-- Aim --
Copy the lines holding the word "degree", all of them.

### Supplied entries ###

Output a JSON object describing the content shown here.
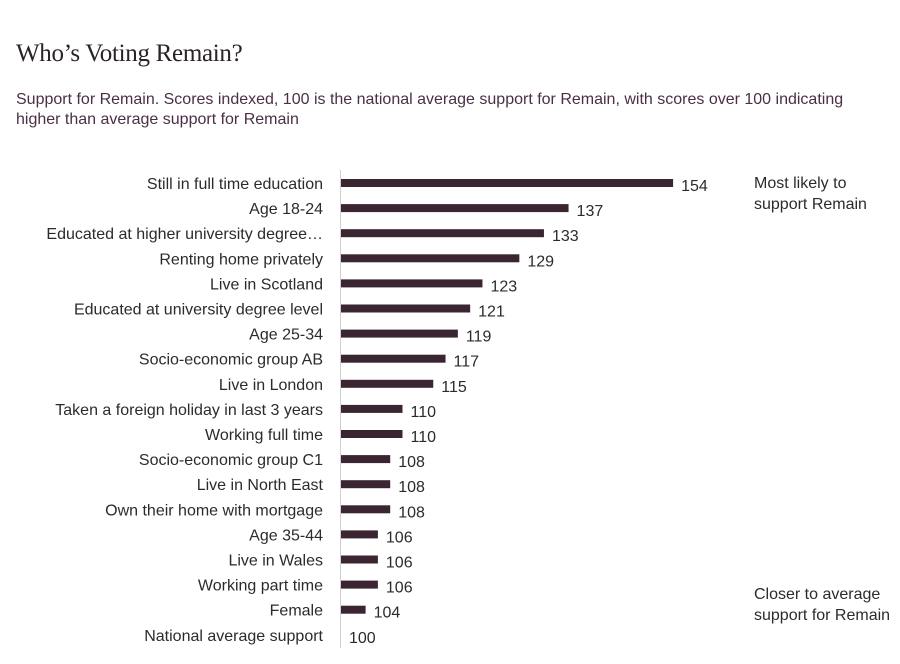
{
  "title": "Who’s Voting Remain?",
  "subtitle": "Support for Remain. Scores indexed, 100 is the national average support for Remain, with scores over 100 indicating higher than average support for Remain",
  "annotations": {
    "top": "Most likely to support Remain",
    "bottom": "Closer to average support for Remain"
  },
  "colors": {
    "bar": "#3b2533",
    "axis": "#d0d0d0"
  },
  "chart_data": {
    "type": "bar",
    "orientation": "horizontal",
    "baseline": 100,
    "categories": [
      "Still in full time education",
      "Age 18-24",
      "Educated at higher university degree…",
      "Renting home privately",
      "Live in Scotland",
      "Educated at  university degree level",
      "Age  25-34",
      "Socio-economic group  AB",
      "Live in London",
      "Taken a foreign holiday in last 3 years",
      "Working full time",
      "Socio-economic group C1",
      "Live in North East",
      "Own their home with mortgage",
      "Age 35-44",
      "Live in Wales",
      "Working part time",
      "Female",
      "National average support"
    ],
    "values": [
      154,
      137,
      133,
      129,
      123,
      121,
      119,
      117,
      115,
      110,
      110,
      108,
      108,
      108,
      106,
      106,
      106,
      104,
      100
    ]
  }
}
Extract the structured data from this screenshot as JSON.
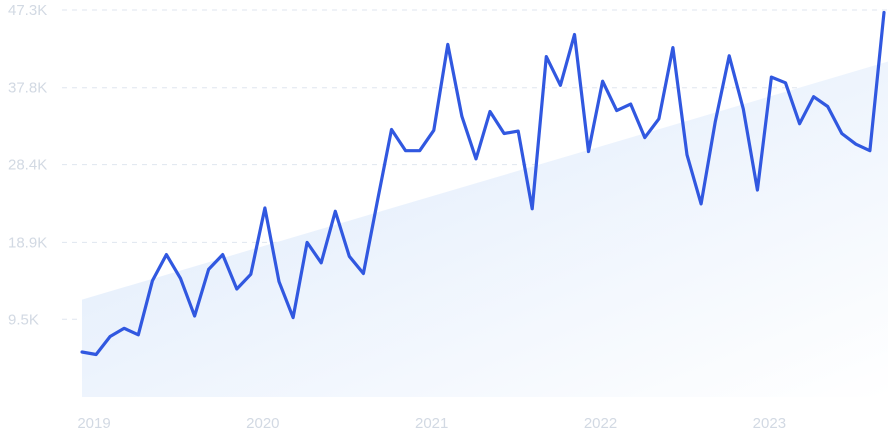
{
  "chart_data": {
    "type": "line",
    "title": "",
    "xlabel": "",
    "ylabel": "",
    "x_tick_labels": [
      "2019",
      "2020",
      "2021",
      "2022",
      "2023"
    ],
    "y_tick_labels": [
      "9.5K",
      "18.9K",
      "28.4K",
      "37.8K",
      "47.3K"
    ],
    "y_tick_values": [
      9500,
      18900,
      28400,
      37800,
      47300
    ],
    "ylim": [
      0,
      47300
    ],
    "xlim": [
      "2019-01",
      "2023-10"
    ],
    "grid": "horizontal dashed",
    "colors": {
      "line": "#3158e0",
      "trend_fill_start": "#dce9fb",
      "trend_fill_end": "#ffffff",
      "grid": "#dfe6ef",
      "tick_text": "#d2d9e3"
    },
    "trend": {
      "start": 11900,
      "end": 41000
    },
    "series": [
      {
        "x": [
          "2019-01",
          "2019-02",
          "2019-03",
          "2019-04",
          "2019-05",
          "2019-06",
          "2019-07",
          "2019-08",
          "2019-09",
          "2019-10",
          "2019-11",
          "2019-12",
          "2020-01",
          "2020-02",
          "2020-03",
          "2020-04",
          "2020-05",
          "2020-06",
          "2020-07",
          "2020-08",
          "2020-09",
          "2020-10",
          "2020-11",
          "2020-12",
          "2021-01",
          "2021-02",
          "2021-03",
          "2021-04",
          "2021-05",
          "2021-06",
          "2021-07",
          "2021-08",
          "2021-09",
          "2021-10",
          "2021-11",
          "2021-12",
          "2022-01",
          "2022-02",
          "2022-03",
          "2022-04",
          "2022-05",
          "2022-06",
          "2022-07",
          "2022-08",
          "2022-09",
          "2022-10",
          "2022-11",
          "2022-12",
          "2023-01",
          "2023-02",
          "2023-03",
          "2023-04",
          "2023-05",
          "2023-06",
          "2023-07",
          "2023-08",
          "2023-09",
          "2023-10"
        ],
        "values": [
          5500,
          5200,
          7400,
          8400,
          7600,
          14200,
          17400,
          14500,
          9900,
          15600,
          17400,
          13200,
          15000,
          23100,
          14100,
          9700,
          18900,
          16400,
          22700,
          17200,
          15100,
          24000,
          32700,
          30100,
          30100,
          32600,
          43100,
          34300,
          29100,
          34900,
          32200,
          32500,
          23000,
          41600,
          38100,
          44300,
          30000,
          38600,
          35000,
          35800,
          31700,
          34000,
          42700,
          29600,
          23600,
          33600,
          41700,
          35200,
          25300,
          39100,
          38400,
          33400,
          36700,
          35500,
          32200,
          30900,
          30100,
          47000
        ]
      }
    ]
  }
}
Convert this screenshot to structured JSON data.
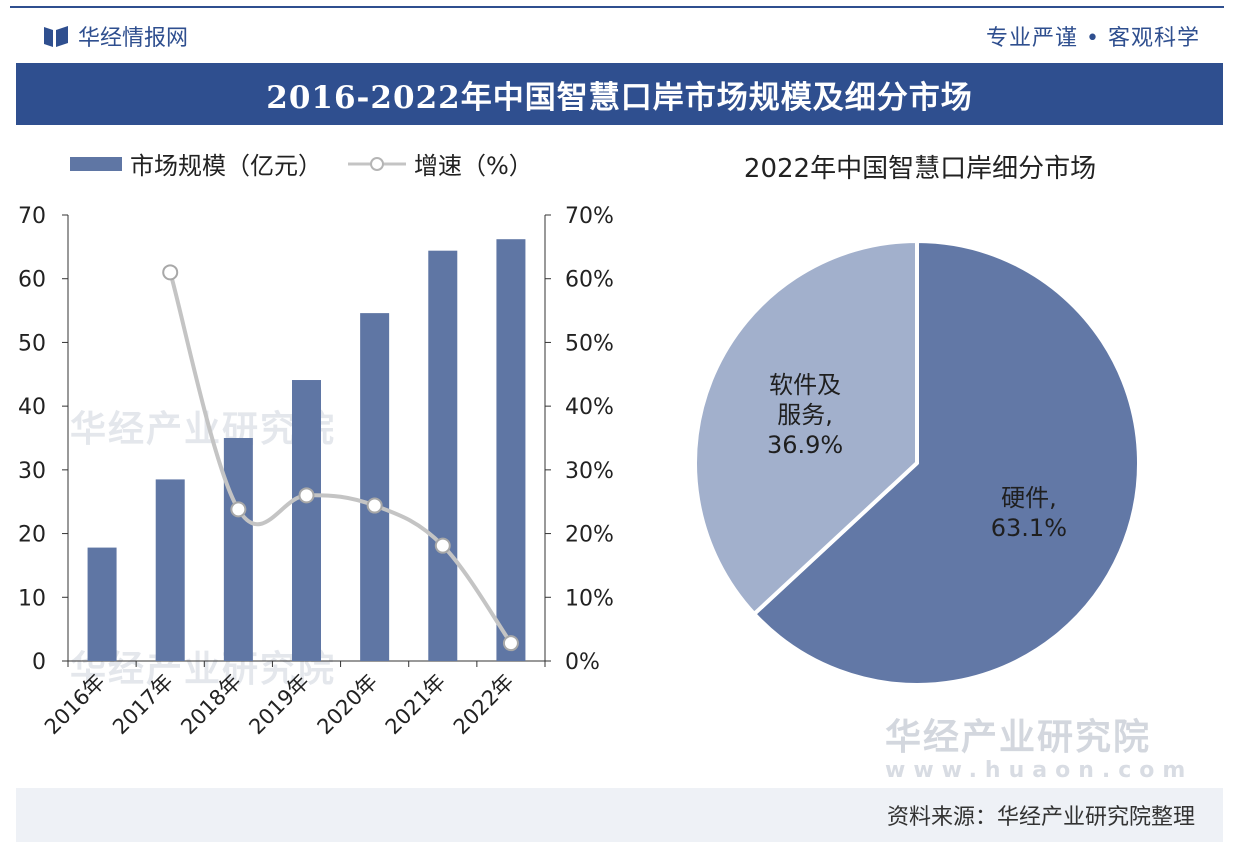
{
  "header": {
    "brand": "华经情报网",
    "slogan": "专业严谨 • 客观科学"
  },
  "title": "2016-2022年中国智慧口岸市场规模及细分市场",
  "legend": {
    "bar_label": "市场规模（亿元）",
    "line_label": "增速（%）"
  },
  "watermark": {
    "text": "华经产业研究院",
    "url": "www.huaon.com"
  },
  "footer": {
    "source": "资料来源：华经产业研究院整理"
  },
  "colors": {
    "primary": "#2f4f8f",
    "bar": "#5f76a4",
    "line": "#c4c4c4",
    "pie_hardware": "#6278a6",
    "pie_software": "#a2b0cc"
  },
  "chart_data": [
    {
      "type": "bar",
      "title": "",
      "categories": [
        "2016年",
        "2017年",
        "2018年",
        "2019年",
        "2020年",
        "2021年",
        "2022年"
      ],
      "series": [
        {
          "name": "市场规模（亿元）",
          "type": "bar",
          "axis": "left",
          "values": [
            17.8,
            28.5,
            35.0,
            44.1,
            54.6,
            64.4,
            66.2
          ]
        },
        {
          "name": "增速（%）",
          "type": "line",
          "axis": "right",
          "values": [
            null,
            61.0,
            23.8,
            26.0,
            24.4,
            18.1,
            2.8
          ]
        }
      ],
      "y_left": {
        "min": 0,
        "max": 70,
        "step": 10,
        "ticks": [
          "0",
          "10",
          "20",
          "30",
          "40",
          "50",
          "60",
          "70"
        ]
      },
      "y_right": {
        "min": 0,
        "max": 70,
        "step": 10,
        "ticks": [
          "0%",
          "10%",
          "20%",
          "30%",
          "40%",
          "50%",
          "60%",
          "70%"
        ]
      },
      "xlabel": "",
      "ylabel": ""
    },
    {
      "type": "pie",
      "title": "2022年中国智慧口岸细分市场",
      "slices": [
        {
          "name": "硬件",
          "value": 63.1,
          "label": "硬件,",
          "pct_label": "63.1%"
        },
        {
          "name": "软件及服务",
          "value": 36.9,
          "label_lines": [
            "软件及",
            "服务,"
          ],
          "pct_label": "36.9%"
        }
      ]
    }
  ]
}
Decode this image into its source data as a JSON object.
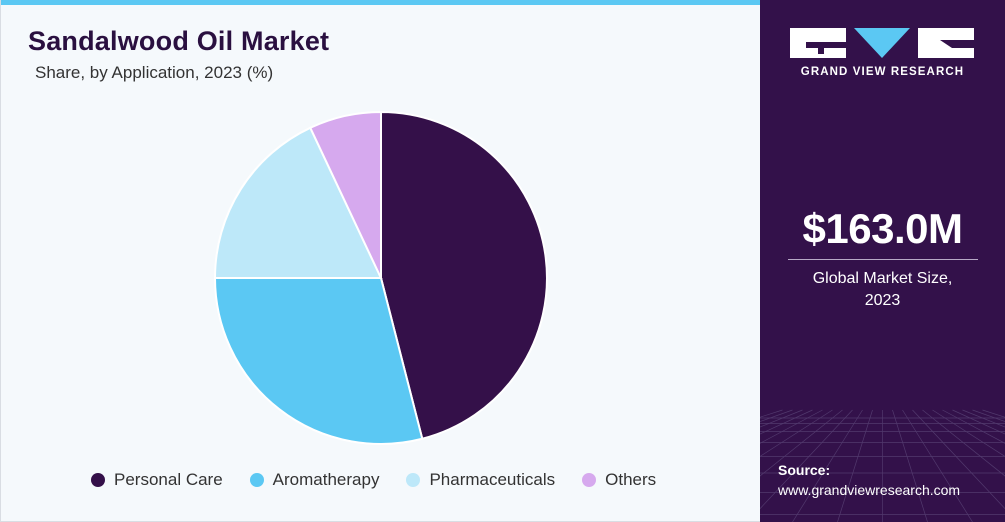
{
  "header": {
    "title": "Sandalwood Oil Market",
    "subtitle": "Share, by Application, 2023  (%)"
  },
  "sidebar": {
    "brand": "GRAND VIEW RESEARCH",
    "market_size": "$163.0M",
    "market_size_label_line1": "Global Market Size,",
    "market_size_label_line2": "2023",
    "source_label": "Source:",
    "source_url": "www.grandviewresearch.com"
  },
  "colors": {
    "accent_bar": "#5bc8f3",
    "sidebar_bg": "#33114a",
    "title": "#2a1040"
  },
  "chart_data": {
    "type": "pie",
    "title": "Sandalwood Oil Market",
    "subtitle": "Share, by Application, 2023  (%)",
    "categories": [
      "Personal Care",
      "Aromatherapy",
      "Pharmaceuticals",
      "Others"
    ],
    "values": [
      46,
      29,
      18,
      7
    ],
    "colors": [
      "#341049",
      "#5bc8f3",
      "#bde8f9",
      "#d6a9ee"
    ],
    "legend_position": "bottom"
  }
}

###

-- The result --
      "Educated at higher university degree…",
      "Educated at  university degree level",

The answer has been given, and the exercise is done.